* Problem requirements
Give every line of the data below as a Markdown table with the columns Row and Data line. Number the rows in order and leave out any blank lines.

* Data provided

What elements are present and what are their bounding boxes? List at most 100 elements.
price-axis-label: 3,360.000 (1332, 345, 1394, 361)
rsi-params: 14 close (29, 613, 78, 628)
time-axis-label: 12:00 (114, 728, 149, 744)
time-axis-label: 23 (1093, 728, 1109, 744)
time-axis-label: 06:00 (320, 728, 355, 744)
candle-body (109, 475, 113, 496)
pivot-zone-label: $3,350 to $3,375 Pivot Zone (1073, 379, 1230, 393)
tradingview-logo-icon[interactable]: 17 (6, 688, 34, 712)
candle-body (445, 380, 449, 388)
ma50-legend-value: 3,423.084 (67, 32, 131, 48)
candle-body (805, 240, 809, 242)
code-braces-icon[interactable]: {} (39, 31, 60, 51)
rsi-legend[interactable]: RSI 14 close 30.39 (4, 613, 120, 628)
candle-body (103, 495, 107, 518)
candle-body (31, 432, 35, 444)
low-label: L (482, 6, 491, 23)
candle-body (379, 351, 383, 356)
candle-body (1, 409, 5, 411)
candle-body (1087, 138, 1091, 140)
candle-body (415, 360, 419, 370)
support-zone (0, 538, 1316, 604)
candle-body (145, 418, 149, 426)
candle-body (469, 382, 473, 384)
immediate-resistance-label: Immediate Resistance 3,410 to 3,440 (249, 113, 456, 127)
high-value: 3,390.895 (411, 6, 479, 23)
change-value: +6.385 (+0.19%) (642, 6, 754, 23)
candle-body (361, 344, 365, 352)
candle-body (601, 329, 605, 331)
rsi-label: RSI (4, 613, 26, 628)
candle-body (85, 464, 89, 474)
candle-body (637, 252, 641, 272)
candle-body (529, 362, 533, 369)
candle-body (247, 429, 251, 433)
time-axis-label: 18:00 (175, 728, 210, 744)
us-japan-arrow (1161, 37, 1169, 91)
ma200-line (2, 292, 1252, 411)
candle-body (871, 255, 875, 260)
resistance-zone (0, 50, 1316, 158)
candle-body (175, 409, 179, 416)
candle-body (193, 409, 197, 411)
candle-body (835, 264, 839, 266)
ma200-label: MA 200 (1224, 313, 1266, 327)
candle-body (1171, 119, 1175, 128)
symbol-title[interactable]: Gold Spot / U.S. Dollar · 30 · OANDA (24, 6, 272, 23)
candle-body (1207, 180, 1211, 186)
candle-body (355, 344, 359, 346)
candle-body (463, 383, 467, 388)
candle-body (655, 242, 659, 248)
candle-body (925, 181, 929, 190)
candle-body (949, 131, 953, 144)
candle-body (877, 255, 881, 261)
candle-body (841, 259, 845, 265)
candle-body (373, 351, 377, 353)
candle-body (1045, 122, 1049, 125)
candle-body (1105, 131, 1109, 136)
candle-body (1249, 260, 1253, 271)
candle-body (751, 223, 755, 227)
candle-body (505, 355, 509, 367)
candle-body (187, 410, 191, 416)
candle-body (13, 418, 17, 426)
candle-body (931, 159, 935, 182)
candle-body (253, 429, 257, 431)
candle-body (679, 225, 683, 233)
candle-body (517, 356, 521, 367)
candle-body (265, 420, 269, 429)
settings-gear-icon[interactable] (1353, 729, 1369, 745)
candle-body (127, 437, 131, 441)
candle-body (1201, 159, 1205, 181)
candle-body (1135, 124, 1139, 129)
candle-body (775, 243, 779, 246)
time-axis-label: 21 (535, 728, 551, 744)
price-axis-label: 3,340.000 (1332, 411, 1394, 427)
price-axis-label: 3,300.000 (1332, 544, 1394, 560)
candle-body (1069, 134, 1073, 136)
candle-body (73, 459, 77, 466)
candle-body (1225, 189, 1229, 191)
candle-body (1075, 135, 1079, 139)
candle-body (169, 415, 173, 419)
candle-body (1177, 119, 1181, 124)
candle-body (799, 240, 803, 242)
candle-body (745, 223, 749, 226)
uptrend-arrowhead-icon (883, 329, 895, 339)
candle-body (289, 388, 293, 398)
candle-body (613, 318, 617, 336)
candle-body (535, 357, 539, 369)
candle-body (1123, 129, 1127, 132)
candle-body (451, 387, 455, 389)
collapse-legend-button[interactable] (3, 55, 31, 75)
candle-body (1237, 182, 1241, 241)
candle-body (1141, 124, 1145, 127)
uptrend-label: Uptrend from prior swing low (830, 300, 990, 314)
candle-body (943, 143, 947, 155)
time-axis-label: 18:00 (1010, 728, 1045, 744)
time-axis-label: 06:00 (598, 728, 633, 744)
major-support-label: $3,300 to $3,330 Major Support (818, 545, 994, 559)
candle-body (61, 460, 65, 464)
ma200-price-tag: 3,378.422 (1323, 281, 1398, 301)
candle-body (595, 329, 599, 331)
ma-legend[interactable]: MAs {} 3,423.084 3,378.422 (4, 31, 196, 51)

* Correct response
| Row | Data line |
|---|---|
| 1 | What elements are present and what are their bounding boxes? List at most 100 elements. |
| 2 | price-axis-label: 3,360.000 (1332, 345, 1394, 361) |
| 3 | rsi-params: 14 close (29, 613, 78, 628) |
| 4 | time-axis-label: 12:00 (114, 728, 149, 744) |
| 5 | time-axis-label: 23 (1093, 728, 1109, 744) |
| 6 | time-axis-label: 06:00 (320, 728, 355, 744) |
| 7 | candle-body (109, 475, 113, 496) |
| 8 | pivot-zone-label: $3,350 to $3,375 Pivot Zone (1073, 379, 1230, 393) |
| 9 | tradingview-logo-icon[interactable]: 17 (6, 688, 34, 712) |
| 10 | candle-body (445, 380, 449, 388) |
| 11 | ma50-legend-value: 3,423.084 (67, 32, 131, 48) |
| 12 | candle-body (805, 240, 809, 242) |
| 13 | code-braces-icon[interactable]: {} (39, 31, 60, 51) |
| 14 | rsi-legend[interactable]: RSI 14 close 30.39 (4, 613, 120, 628) |
| 15 | candle-body (103, 495, 107, 518) |
| 16 | candle-body (31, 432, 35, 444) |
| 17 | low-label: L (482, 6, 491, 23) |
| 18 | candle-body (379, 351, 383, 356) |
| 19 | candle-body (1, 409, 5, 411) |
| 20 | candle-body (1087, 138, 1091, 140) |
| 21 | candle-body (415, 360, 419, 370) |
| 22 | support-zone (0, 538, 1316, 604) |
| 23 | candle-body (145, 418, 149, 426) |
| 24 | candle-body (469, 382, 473, 384) |
| 25 | immediate-resistance-label: Immediate Resistance 3,410 to 3,440 (249, 113, 456, 127) |
| 26 | high-value: 3,390.895 (411, 6, 479, 23) |
| 27 | change-value: +6.385 (+0.19%) (642, 6, 754, 23) |
| 28 | candle-body (361, 344, 365, 352) |
| 29 | candle-body (601, 329, 605, 331) |
| 30 | rsi-label: RSI (4, 613, 26, 628) |
| 31 | candle-body (85, 464, 89, 474) |
| 32 | candle-body (637, 252, 641, 272) |
| 33 | candle-body (529, 362, 533, 369) |
| 34 | candle-body (247, 429, 251, 433) |
| 35 | time-axis-label: 18:00 (175, 728, 210, 744) |
| 36 | us-japan-arrow (1161, 37, 1169, 91) |
| 37 | ma200-line (2, 292, 1252, 411) |
| 38 | candle-body (871, 255, 875, 260) |
| 39 | resistance-zone (0, 50, 1316, 158) |
| 40 | candle-body (175, 409, 179, 416) |
| 41 | candle-body (193, 409, 197, 411) |
| 42 | candle-body (835, 264, 839, 266) |
| 43 | ma200-label: MA 200 (1224, 313, 1266, 327) |
| 44 | candle-body (1171, 119, 1175, 128) |
| 45 | symbol-title[interactable]: Gold Spot / U.S. Dollar · 30 · OANDA (24, 6, 272, 23) |
| 46 | candle-body (1207, 180, 1211, 186) |
| 47 | candle-body (355, 344, 359, 346) |
| 48 | candle-body (463, 383, 467, 388) |
| 49 | candle-body (655, 242, 659, 248) |
| 50 | candle-body (925, 181, 929, 190) |
| 51 | candle-body (949, 131, 953, 144) |
| 52 | candle-body (877, 255, 881, 261) |
| 53 | candle-body (841, 259, 845, 265) |
| 54 | candle-body (373, 351, 377, 353) |
| 55 | candle-body (1045, 122, 1049, 125) |
| 56 | candle-body (1105, 131, 1109, 136) |
| 57 | candle-body (1249, 260, 1253, 271) |
| 58 | candle-body (751, 223, 755, 227) |
| 59 | candle-body (505, 355, 509, 367) |
| 60 | candle-body (187, 410, 191, 416) |
| 61 | candle-body (13, 418, 17, 426) |
| 62 | candle-body (931, 159, 935, 182) |
| 63 | candle-body (253, 429, 257, 431) |
| 64 | candle-body (679, 225, 683, 233) |
| 65 | candle-body (517, 356, 521, 367) |
| 66 | candle-body (265, 420, 269, 429) |
| 67 | settings-gear-icon[interactable] (1353, 729, 1369, 745) |
| 68 | candle-body (127, 437, 131, 441) |
| 69 | candle-body (1201, 159, 1205, 181) |
| 70 | candle-body (1135, 124, 1139, 129) |
| 71 | candle-body (775, 243, 779, 246) |
| 72 | time-axis-label: 21 (535, 728, 551, 744) |
| 73 | price-axis-label: 3,340.000 (1332, 411, 1394, 427) |
| 74 | price-axis-label: 3,300.000 (1332, 544, 1394, 560) |
| 75 | candle-body (1069, 134, 1073, 136) |
| 76 | candle-body (73, 459, 77, 466) |
| 77 | candle-body (1225, 189, 1229, 191) |
| 78 | candle-body (1075, 135, 1079, 139) |
| 79 | candle-body (169, 415, 173, 419) |
| 80 | candle-body (1177, 119, 1181, 124) |
| 81 | candle-body (799, 240, 803, 242) |
| 82 | candle-body (745, 223, 749, 226) |
| 83 | uptrend-arrowhead-icon (883, 329, 895, 339) |
| 84 | candle-body (289, 388, 293, 398) |
| 85 | candle-body (613, 318, 617, 336) |
| 86 | candle-body (535, 357, 539, 369) |
| 87 | candle-body (1123, 129, 1127, 132) |
| 88 | candle-body (451, 387, 455, 389) |
| 89 | collapse-legend-button[interactable] (3, 55, 31, 75) |
| 90 | candle-body (1237, 182, 1241, 241) |
| 91 | candle-body (1141, 124, 1145, 127) |
| 92 | uptrend-label: Uptrend from prior swing low (830, 300, 990, 314) |
| 93 | candle-body (943, 143, 947, 155) |
| 94 | time-axis-label: 18:00 (1010, 728, 1045, 744) |
| 95 | time-axis-label: 06:00 (598, 728, 633, 744) |
| 96 | major-support-label: $3,300 to $3,330 Major Support (818, 545, 994, 559) |
| 97 | candle-body (61, 460, 65, 464) |
| 98 | ma200-price-tag: 3,378.422 (1323, 281, 1398, 301) |
| 99 | candle-body (595, 329, 599, 331) |
| 100 | ma-legend[interactable]: MAs {} 3,423.084 3,378.422 (4, 31, 196, 51) |